_PROBLEM:_ Find how many lines in the data below mention "Recursos". Give the number only.

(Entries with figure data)
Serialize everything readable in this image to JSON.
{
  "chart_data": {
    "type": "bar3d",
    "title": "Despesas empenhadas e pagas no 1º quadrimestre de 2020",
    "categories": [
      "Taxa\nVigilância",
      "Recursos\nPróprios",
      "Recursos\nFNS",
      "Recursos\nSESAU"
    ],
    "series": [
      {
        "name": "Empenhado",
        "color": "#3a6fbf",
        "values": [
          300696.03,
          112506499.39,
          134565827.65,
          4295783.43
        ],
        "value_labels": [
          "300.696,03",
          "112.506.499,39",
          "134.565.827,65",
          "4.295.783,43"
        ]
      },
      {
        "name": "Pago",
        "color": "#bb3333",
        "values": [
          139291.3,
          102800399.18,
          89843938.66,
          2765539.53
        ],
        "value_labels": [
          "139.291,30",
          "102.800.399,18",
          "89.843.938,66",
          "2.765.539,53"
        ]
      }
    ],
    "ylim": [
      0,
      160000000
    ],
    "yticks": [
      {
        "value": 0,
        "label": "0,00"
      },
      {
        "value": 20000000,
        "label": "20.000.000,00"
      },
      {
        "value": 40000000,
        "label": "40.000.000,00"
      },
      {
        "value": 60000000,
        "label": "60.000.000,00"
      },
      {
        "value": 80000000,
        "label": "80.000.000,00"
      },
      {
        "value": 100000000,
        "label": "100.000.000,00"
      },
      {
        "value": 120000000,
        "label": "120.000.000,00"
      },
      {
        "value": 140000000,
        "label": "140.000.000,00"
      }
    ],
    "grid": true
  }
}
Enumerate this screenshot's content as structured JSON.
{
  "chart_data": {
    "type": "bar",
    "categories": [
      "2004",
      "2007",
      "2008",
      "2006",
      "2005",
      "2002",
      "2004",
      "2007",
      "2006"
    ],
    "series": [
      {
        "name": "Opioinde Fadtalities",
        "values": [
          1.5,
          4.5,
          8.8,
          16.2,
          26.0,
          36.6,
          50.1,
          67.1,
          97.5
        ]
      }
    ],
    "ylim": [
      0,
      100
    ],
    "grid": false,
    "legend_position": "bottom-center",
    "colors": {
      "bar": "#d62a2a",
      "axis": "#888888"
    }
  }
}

_WRITTEN SOLUTION:_ 3